Stated exercise:
Return all of the entries exactly as written.
Begin The records
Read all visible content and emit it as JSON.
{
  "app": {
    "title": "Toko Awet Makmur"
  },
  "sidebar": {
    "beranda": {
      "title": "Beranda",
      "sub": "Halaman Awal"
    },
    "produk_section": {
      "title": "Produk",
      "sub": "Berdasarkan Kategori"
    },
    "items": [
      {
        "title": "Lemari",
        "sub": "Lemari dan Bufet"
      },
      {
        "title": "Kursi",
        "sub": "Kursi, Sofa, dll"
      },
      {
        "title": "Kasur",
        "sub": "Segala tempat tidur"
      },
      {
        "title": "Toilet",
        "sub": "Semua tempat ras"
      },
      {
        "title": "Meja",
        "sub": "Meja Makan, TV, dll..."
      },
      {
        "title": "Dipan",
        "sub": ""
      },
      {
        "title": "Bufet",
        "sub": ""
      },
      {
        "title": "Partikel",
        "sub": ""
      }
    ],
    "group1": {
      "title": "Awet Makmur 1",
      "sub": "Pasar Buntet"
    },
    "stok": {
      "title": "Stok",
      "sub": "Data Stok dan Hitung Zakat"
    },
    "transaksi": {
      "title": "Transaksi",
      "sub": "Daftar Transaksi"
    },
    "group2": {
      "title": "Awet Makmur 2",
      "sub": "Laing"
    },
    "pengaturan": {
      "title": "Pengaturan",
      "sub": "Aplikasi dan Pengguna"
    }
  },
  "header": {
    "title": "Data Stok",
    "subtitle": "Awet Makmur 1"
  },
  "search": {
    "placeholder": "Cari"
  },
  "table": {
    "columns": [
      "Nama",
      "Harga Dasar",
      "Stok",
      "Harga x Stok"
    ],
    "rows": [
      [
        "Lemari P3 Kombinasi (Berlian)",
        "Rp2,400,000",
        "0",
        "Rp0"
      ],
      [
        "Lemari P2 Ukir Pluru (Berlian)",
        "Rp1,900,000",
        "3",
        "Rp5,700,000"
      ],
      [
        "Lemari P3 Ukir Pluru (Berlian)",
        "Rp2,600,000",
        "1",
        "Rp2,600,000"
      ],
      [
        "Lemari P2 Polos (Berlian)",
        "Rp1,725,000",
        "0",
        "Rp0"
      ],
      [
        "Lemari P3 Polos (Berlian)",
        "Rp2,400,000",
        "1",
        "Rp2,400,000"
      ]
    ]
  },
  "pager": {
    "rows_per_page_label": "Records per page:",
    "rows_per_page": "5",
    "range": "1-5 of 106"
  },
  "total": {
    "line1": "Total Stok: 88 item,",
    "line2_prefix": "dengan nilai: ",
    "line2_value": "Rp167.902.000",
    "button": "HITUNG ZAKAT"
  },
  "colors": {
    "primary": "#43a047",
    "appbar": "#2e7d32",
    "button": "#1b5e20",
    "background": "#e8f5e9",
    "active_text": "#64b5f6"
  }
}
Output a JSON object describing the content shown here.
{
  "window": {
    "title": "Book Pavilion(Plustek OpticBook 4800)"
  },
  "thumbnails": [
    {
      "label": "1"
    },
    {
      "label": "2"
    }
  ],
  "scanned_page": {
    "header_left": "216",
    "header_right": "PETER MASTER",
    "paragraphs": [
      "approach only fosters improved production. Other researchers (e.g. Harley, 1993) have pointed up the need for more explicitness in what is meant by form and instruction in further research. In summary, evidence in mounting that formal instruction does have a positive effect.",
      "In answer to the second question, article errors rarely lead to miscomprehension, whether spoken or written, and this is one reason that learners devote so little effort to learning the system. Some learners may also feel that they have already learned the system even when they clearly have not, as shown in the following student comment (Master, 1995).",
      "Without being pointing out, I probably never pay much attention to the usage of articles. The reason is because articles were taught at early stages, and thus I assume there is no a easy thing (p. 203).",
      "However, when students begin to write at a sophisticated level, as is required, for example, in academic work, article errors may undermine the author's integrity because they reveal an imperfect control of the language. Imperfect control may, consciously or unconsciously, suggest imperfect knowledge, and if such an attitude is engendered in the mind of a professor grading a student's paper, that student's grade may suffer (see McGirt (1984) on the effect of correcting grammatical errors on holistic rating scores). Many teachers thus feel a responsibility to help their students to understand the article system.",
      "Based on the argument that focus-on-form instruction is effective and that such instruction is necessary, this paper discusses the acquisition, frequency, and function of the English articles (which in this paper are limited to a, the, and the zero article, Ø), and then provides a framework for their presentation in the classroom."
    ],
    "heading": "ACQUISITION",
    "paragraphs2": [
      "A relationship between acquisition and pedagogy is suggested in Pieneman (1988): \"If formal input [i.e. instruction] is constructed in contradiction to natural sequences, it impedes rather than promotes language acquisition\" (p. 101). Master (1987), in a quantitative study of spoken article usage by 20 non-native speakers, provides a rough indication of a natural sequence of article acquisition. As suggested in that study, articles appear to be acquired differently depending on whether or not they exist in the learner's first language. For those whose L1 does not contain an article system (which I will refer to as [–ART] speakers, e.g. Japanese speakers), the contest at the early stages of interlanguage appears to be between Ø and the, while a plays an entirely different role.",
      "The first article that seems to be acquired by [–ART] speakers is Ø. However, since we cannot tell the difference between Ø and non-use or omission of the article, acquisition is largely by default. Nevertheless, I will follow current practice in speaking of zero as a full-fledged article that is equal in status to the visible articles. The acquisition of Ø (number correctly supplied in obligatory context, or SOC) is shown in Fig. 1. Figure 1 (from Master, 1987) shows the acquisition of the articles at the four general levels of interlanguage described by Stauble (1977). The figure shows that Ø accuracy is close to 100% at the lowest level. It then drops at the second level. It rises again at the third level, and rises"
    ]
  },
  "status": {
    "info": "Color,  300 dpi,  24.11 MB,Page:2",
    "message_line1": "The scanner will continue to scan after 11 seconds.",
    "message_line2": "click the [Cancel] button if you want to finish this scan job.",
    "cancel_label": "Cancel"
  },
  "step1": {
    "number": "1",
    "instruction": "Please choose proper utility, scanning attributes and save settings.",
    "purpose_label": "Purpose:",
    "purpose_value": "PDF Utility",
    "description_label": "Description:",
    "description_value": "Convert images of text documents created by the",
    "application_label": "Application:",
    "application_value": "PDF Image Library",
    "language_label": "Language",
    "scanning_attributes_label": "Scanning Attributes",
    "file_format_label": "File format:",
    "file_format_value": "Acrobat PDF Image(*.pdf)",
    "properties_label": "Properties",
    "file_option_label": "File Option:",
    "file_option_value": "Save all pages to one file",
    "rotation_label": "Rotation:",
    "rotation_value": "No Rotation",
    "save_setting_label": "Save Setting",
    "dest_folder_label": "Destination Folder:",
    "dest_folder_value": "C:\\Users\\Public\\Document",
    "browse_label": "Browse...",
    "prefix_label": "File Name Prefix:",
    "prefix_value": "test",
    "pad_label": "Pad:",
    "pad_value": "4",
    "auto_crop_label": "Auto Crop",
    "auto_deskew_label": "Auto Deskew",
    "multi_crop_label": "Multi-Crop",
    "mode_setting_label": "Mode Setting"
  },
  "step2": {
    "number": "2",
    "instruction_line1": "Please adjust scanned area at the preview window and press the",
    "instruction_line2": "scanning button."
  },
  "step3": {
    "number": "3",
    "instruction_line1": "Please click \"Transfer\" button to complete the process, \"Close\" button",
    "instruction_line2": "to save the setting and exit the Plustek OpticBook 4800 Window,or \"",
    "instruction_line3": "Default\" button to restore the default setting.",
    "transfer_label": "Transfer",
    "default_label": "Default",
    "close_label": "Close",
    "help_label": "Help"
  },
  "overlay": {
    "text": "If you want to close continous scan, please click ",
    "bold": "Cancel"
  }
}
End The records
Complete response:
Read all visible content and emit it as JSON.
{
  "app": {
    "title": "Toko Awet Makmur"
  },
  "sidebar": {
    "beranda": {
      "title": "Beranda",
      "sub": "Halaman Awal"
    },
    "produk_section": {
      "title": "Produk",
      "sub": "Berdasarkan Kategori"
    },
    "items": [
      {
        "title": "Lemari",
        "sub": "Lemari dan Bufet"
      },
      {
        "title": "Kursi",
        "sub": "Kursi, Sofa, dll"
      },
      {
        "title": "Kasur",
        "sub": "Segala tempat tidur"
      },
      {
        "title": "Toilet",
        "sub": "Semua tempat ras"
      },
      {
        "title": "Meja",
        "sub": "Meja Makan, TV, dll..."
      },
      {
        "title": "Dipan",
        "sub": ""
      },
      {
        "title": "Bufet",
        "sub": ""
      },
      {
        "title": "Partikel",
        "sub": ""
      }
    ],
    "group1": {
      "title": "Awet Makmur 1",
      "sub": "Pasar Buntet"
    },
    "stok": {
      "title": "Stok",
      "sub": "Data Stok dan Hitung Zakat"
    },
    "transaksi": {
      "title": "Transaksi",
      "sub": "Daftar Transaksi"
    },
    "group2": {
      "title": "Awet Makmur 2",
      "sub": "Laing"
    },
    "pengaturan": {
      "title": "Pengaturan",
      "sub": "Aplikasi dan Pengguna"
    }
  },
  "header": {
    "title": "Data Stok",
    "subtitle": "Awet Makmur 1"
  },
  "search": {
    "placeholder": "Cari"
  },
  "table": {
    "columns": [
      "Nama",
      "Harga Dasar",
      "Stok",
      "Harga x Stok"
    ],
    "rows": [
      [
        "Lemari P3 Kombinasi (Berlian)",
        "Rp2,400,000",
        "0",
        "Rp0"
      ],
      [
        "Lemari P2 Ukir Pluru (Berlian)",
        "Rp1,900,000",
        "3",
        "Rp5,700,000"
      ],
      [
        "Lemari P3 Ukir Pluru (Berlian)",
        "Rp2,600,000",
        "1",
        "Rp2,600,000"
      ],
      [
        "Lemari P2 Polos (Berlian)",
        "Rp1,725,000",
        "0",
        "Rp0"
      ],
      [
        "Lemari P3 Polos (Berlian)",
        "Rp2,400,000",
        "1",
        "Rp2,400,000"
      ]
    ]
  },
  "pager": {
    "rows_per_page_label": "Records per page:",
    "rows_per_page": "5",
    "range": "1-5 of 106"
  },
  "total": {
    "line1": "Total Stok: 88 item,",
    "line2_prefix": "dengan nilai: ",
    "line2_value": "Rp167.902.000",
    "button": "HITUNG ZAKAT"
  },
  "colors": {
    "primary": "#43a047",
    "appbar": "#2e7d32",
    "button": "#1b5e20",
    "background": "#e8f5e9",
    "active_text": "#64b5f6"
  }
}
Output a JSON object describing the content shown here.
{
  "window": {
    "title": "Book Pavilion(Plustek OpticBook 4800)"
  },
  "thumbnails": [
    {
      "label": "1"
    },
    {
      "label": "2"
    }
  ],
  "scanned_page": {
    "header_left": "216",
    "header_right": "PETER MASTER",
    "paragraphs": [
      "approach only fosters improved production. Other researchers (e.g. Harley, 1993) have pointed up the need for more explicitness in what is meant by form and instruction in further research. In summary, evidence in mounting that formal instruction does have a positive effect.",
      "In answer to the second question, article errors rarely lead to miscomprehension, whether spoken or written, and this is one reason that learners devote so little effort to learning the system. Some learners may also feel that they have already learned the system even when they clearly have not, as shown in the following student comment (Master, 1995).",
      "Without being pointing out, I probably never pay much attention to the usage of articles. The reason is because articles were taught at early stages, and thus I assume there is no a easy thing (p. 203).",
      "However, when students begin to write at a sophisticated level, as is required, for example, in academic work, article errors may undermine the author's integrity because they reveal an imperfect control of the language. Imperfect control may, consciously or unconsciously, suggest imperfect knowledge, and if such an attitude is engendered in the mind of a professor grading a student's paper, that student's grade may suffer (see McGirt (1984) on the effect of correcting grammatical errors on holistic rating scores). Many teachers thus feel a responsibility to help their students to understand the article system.",
      "Based on the argument that focus-on-form instruction is effective and that such instruction is necessary, this paper discusses the acquisition, frequency, and function of the English articles (which in this paper are limited to a, the, and the zero article, Ø), and then provides a framework for their presentation in the classroom."
    ],
    "heading": "ACQUISITION",
    "paragraphs2": [
      "A relationship between acquisition and pedagogy is suggested in Pieneman (1988): \"If formal input [i.e. instruction] is constructed in contradiction to natural sequences, it impedes rather than promotes language acquisition\" (p. 101). Master (1987), in a quantitative study of spoken article usage by 20 non-native speakers, provides a rough indication of a natural sequence of article acquisition. As suggested in that study, articles appear to be acquired differently depending on whether or not they exist in the learner's first language. For those whose L1 does not contain an article system (which I will refer to as [–ART] speakers, e.g. Japanese speakers), the contest at the early stages of interlanguage appears to be between Ø and the, while a plays an entirely different role.",
      "The first article that seems to be acquired by [–ART] speakers is Ø. However, since we cannot tell the difference between Ø and non-use or omission of the article, acquisition is largely by default. Nevertheless, I will follow current practice in speaking of zero as a full-fledged article that is equal in status to the visible articles. The acquisition of Ø (number correctly supplied in obligatory context, or SOC) is shown in Fig. 1. Figure 1 (from Master, 1987) shows the acquisition of the articles at the four general levels of interlanguage described by Stauble (1977). The figure shows that Ø accuracy is close to 100% at the lowest level. It then drops at the second level. It rises again at the third level, and rises"
    ]
  },
  "status": {
    "info": "Color,  300 dpi,  24.11 MB,Page:2",
    "message_line1": "The scanner will continue to scan after 11 seconds.",
    "message_line2": "click the [Cancel] button if you want to finish this scan job.",
    "cancel_label": "Cancel"
  },
  "step1": {
    "number": "1",
    "instruction": "Please choose proper utility, scanning attributes and save settings.",
    "purpose_label": "Purpose:",
    "purpose_value": "PDF Utility",
    "description_label": "Description:",
    "description_value": "Convert images of text documents created by the",
    "application_label": "Application:",
    "application_value": "PDF Image Library",
    "language_label": "Language",
    "scanning_attributes_label": "Scanning Attributes",
    "file_format_label": "File format:",
    "file_format_value": "Acrobat PDF Image(*.pdf)",
    "properties_label": "Properties",
    "file_option_label": "File Option:",
    "file_option_value": "Save all pages to one file",
    "rotation_label": "Rotation:",
    "rotation_value": "No Rotation",
    "save_setting_label": "Save Setting",
    "dest_folder_label": "Destination Folder:",
    "dest_folder_value": "C:\\Users\\Public\\Document",
    "browse_label": "Browse...",
    "prefix_label": "File Name Prefix:",
    "prefix_value": "test",
    "pad_label": "Pad:",
    "pad_value": "4",
    "auto_crop_label": "Auto Crop",
    "auto_deskew_label": "Auto Deskew",
    "multi_crop_label": "Multi-Crop",
    "mode_setting_label": "Mode Setting"
  },
  "step2": {
    "number": "2",
    "instruction_line1": "Please adjust scanned area at the preview window and press the",
    "instruction_line2": "scanning button."
  },
  "step3": {
    "number": "3",
    "instruction_line1": "Please click \"Transfer\" button to complete the process, \"Close\" button",
    "instruction_line2": "to save the setting and exit the Plustek OpticBook 4800 Window,or \"",
    "instruction_line3": "Default\" button to restore the default setting.",
    "transfer_label": "Transfer",
    "default_label": "Default",
    "close_label": "Close",
    "help_label": "Help"
  },
  "overlay": {
    "text": "If you want to close continous scan, please click ",
    "bold": "Cancel"
  }
}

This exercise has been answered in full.